(Figure contents as structured data)
— start —
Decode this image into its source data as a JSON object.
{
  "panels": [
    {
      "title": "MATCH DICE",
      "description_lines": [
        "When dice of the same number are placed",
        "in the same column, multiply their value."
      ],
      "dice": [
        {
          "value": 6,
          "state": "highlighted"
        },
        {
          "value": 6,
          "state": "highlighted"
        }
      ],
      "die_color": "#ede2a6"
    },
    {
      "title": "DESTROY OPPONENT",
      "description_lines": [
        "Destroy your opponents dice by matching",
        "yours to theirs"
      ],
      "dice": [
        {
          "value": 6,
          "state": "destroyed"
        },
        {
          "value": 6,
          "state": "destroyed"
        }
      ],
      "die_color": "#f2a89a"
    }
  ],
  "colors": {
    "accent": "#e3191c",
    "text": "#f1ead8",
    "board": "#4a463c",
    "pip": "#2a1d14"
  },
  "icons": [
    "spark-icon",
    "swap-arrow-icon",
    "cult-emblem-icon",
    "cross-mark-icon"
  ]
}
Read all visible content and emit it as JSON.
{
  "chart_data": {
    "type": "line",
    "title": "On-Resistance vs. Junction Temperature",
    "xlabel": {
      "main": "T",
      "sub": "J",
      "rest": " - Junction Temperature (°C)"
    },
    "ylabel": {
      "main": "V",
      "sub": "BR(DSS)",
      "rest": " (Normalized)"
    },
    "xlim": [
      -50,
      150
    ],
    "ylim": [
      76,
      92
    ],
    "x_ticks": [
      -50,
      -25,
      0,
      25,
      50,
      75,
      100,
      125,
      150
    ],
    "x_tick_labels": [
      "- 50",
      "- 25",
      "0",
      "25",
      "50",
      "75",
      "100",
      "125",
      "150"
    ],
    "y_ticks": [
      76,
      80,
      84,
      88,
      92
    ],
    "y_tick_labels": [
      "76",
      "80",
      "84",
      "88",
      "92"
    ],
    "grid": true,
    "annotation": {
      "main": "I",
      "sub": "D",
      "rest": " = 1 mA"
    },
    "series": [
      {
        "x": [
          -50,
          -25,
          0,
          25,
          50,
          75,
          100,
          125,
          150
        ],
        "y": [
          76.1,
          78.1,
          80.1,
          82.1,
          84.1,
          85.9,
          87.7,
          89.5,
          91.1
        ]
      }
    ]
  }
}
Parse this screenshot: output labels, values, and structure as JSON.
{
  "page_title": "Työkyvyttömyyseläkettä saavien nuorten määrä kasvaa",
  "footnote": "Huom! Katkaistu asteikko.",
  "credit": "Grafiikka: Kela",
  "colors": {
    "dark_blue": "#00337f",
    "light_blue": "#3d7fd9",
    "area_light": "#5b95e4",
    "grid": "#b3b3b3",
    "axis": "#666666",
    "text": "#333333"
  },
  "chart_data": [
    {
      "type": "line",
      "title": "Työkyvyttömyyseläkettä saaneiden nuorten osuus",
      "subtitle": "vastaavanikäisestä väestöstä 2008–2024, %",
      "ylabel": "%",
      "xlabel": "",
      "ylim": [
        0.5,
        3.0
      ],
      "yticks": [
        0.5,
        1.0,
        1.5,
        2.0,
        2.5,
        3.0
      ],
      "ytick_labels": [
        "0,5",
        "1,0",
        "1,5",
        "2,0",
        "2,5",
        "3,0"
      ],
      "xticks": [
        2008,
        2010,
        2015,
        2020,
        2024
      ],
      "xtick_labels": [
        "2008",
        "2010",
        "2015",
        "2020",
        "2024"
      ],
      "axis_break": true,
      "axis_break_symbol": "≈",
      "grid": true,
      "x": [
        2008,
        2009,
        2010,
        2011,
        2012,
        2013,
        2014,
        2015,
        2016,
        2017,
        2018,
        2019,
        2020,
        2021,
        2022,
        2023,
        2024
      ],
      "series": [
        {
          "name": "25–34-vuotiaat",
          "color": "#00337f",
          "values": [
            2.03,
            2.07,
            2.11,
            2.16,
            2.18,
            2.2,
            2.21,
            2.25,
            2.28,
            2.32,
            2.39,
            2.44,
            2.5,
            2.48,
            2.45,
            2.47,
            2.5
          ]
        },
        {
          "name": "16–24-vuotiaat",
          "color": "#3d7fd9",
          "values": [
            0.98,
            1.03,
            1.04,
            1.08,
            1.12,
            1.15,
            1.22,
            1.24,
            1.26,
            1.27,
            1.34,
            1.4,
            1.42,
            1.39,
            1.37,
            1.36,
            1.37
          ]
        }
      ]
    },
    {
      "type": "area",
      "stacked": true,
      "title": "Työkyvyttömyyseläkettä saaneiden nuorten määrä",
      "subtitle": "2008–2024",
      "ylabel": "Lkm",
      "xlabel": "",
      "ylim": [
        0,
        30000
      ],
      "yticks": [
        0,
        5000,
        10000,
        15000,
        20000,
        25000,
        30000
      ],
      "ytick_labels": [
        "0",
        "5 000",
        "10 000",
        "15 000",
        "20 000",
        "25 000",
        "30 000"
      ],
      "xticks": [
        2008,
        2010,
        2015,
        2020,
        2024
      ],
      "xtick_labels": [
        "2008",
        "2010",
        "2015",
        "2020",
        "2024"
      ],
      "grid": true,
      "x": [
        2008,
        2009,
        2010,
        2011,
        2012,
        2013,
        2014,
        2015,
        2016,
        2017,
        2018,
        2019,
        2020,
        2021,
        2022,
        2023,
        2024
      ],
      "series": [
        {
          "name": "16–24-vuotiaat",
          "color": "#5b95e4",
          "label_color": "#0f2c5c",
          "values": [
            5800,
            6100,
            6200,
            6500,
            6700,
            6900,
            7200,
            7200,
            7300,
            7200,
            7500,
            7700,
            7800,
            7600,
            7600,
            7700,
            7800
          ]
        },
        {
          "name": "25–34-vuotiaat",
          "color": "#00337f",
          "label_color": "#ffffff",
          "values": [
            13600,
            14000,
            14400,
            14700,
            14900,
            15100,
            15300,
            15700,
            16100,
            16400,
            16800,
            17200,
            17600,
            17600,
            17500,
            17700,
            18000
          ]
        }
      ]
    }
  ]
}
— end —
* Instructions for the task
Write out the material exactly as given.

* Response
Decode this image into its source data as a JSON object.
{
  "panels": [
    {
      "title": "MATCH DICE",
      "description_lines": [
        "When dice of the same number are placed",
        "in the same column, multiply their value."
      ],
      "dice": [
        {
          "value": 6,
          "state": "highlighted"
        },
        {
          "value": 6,
          "state": "highlighted"
        }
      ],
      "die_color": "#ede2a6"
    },
    {
      "title": "DESTROY OPPONENT",
      "description_lines": [
        "Destroy your opponents dice by matching",
        "yours to theirs"
      ],
      "dice": [
        {
          "value": 6,
          "state": "destroyed"
        },
        {
          "value": 6,
          "state": "destroyed"
        }
      ],
      "die_color": "#f2a89a"
    }
  ],
  "colors": {
    "accent": "#e3191c",
    "text": "#f1ead8",
    "board": "#4a463c",
    "pip": "#2a1d14"
  },
  "icons": [
    "spark-icon",
    "swap-arrow-icon",
    "cult-emblem-icon",
    "cross-mark-icon"
  ]
}
Read all visible content and emit it as JSON.
{
  "chart_data": {
    "type": "line",
    "title": "On-Resistance vs. Junction Temperature",
    "xlabel": {
      "main": "T",
      "sub": "J",
      "rest": " - Junction Temperature (°C)"
    },
    "ylabel": {
      "main": "V",
      "sub": "BR(DSS)",
      "rest": " (Normalized)"
    },
    "xlim": [
      -50,
      150
    ],
    "ylim": [
      76,
      92
    ],
    "x_ticks": [
      -50,
      -25,
      0,
      25,
      50,
      75,
      100,
      125,
      150
    ],
    "x_tick_labels": [
      "- 50",
      "- 25",
      "0",
      "25",
      "50",
      "75",
      "100",
      "125",
      "150"
    ],
    "y_ticks": [
      76,
      80,
      84,
      88,
      92
    ],
    "y_tick_labels": [
      "76",
      "80",
      "84",
      "88",
      "92"
    ],
    "grid": true,
    "annotation": {
      "main": "I",
      "sub": "D",
      "rest": " = 1 mA"
    },
    "series": [
      {
        "x": [
          -50,
          -25,
          0,
          25,
          50,
          75,
          100,
          125,
          150
        ],
        "y": [
          76.1,
          78.1,
          80.1,
          82.1,
          84.1,
          85.9,
          87.7,
          89.5,
          91.1
        ]
      }
    ]
  }
}
Parse this screenshot: output labels, values, and structure as JSON.
{
  "page_title": "Työkyvyttömyyseläkettä saavien nuorten määrä kasvaa",
  "footnote": "Huom! Katkaistu asteikko.",
  "credit": "Grafiikka: Kela",
  "colors": {
    "dark_blue": "#00337f",
    "light_blue": "#3d7fd9",
    "area_light": "#5b95e4",
    "grid": "#b3b3b3",
    "axis": "#666666",
    "text": "#333333"
  },
  "chart_data": [
    {
      "type": "line",
      "title": "Työkyvyttömyyseläkettä saaneiden nuorten osuus",
      "subtitle": "vastaavanikäisestä väestöstä 2008–2024, %",
      "ylabel": "%",
      "xlabel": "",
      "ylim": [
        0.5,
        3.0
      ],
      "yticks": [
        0.5,
        1.0,
        1.5,
        2.0,
        2.5,
        3.0
      ],
      "ytick_labels": [
        "0,5",
        "1,0",
        "1,5",
        "2,0",
        "2,5",
        "3,0"
      ],
      "xticks": [
        2008,
        2010,
        2015,
        2020,
        2024
      ],
      "xtick_labels": [
        "2008",
        "2010",
        "2015",
        "2020",
        "2024"
      ],
      "axis_break": true,
      "axis_break_symbol": "≈",
      "grid": true,
      "x": [
        2008,
        2009,
        2010,
        2011,
        2012,
        2013,
        2014,
        2015,
        2016,
        2017,
        2018,
        2019,
        2020,
        2021,
        2022,
        2023,
        2024
      ],
      "series": [
        {
          "name": "25–34-vuotiaat",
          "color": "#00337f",
          "values": [
            2.03,
            2.07,
            2.11,
            2.16,
            2.18,
            2.2,
            2.21,
            2.25,
            2.28,
            2.32,
            2.39,
            2.44,
            2.5,
            2.48,
            2.45,
            2.47,
            2.5
          ]
        },
        {
          "name": "16–24-vuotiaat",
          "color": "#3d7fd9",
          "values": [
            0.98,
            1.03,
            1.04,
            1.08,
            1.12,
            1.15,
            1.22,
            1.24,
            1.26,
            1.27,
            1.34,
            1.4,
            1.42,
            1.39,
            1.37,
            1.36,
            1.37
          ]
        }
      ]
    },
    {
      "type": "area",
      "stacked": true,
      "title": "Työkyvyttömyyseläkettä saaneiden nuorten määrä",
      "subtitle": "2008–2024",
      "ylabel": "Lkm",
      "xlabel": "",
      "ylim": [
        0,
        30000
      ],
      "yticks": [
        0,
        5000,
        10000,
        15000,
        20000,
        25000,
        30000
      ],
      "ytick_labels": [
        "0",
        "5 000",
        "10 000",
        "15 000",
        "20 000",
        "25 000",
        "30 000"
      ],
      "xticks": [
        2008,
        2010,
        2015,
        2020,
        2024
      ],
      "xtick_labels": [
        "2008",
        "2010",
        "2015",
        "2020",
        "2024"
      ],
      "grid": true,
      "x": [
        2008,
        2009,
        2010,
        2011,
        2012,
        2013,
        2014,
        2015,
        2016,
        2017,
        2018,
        2019,
        2020,
        2021,
        2022,
        2023,
        2024
      ],
      "series": [
        {
          "name": "16–24-vuotiaat",
          "color": "#5b95e4",
          "label_color": "#0f2c5c",
          "values": [
            5800,
            6100,
            6200,
            6500,
            6700,
            6900,
            7200,
            7200,
            7300,
            7200,
            7500,
            7700,
            7800,
            7600,
            7600,
            7700,
            7800
          ]
        },
        {
          "name": "25–34-vuotiaat",
          "color": "#00337f",
          "label_color": "#ffffff",
          "values": [
            13600,
            14000,
            14400,
            14700,
            14900,
            15100,
            15300,
            15700,
            16100,
            16400,
            16800,
            17200,
            17600,
            17600,
            17500,
            17700,
            18000
          ]
        }
      ]
    }
  ]
}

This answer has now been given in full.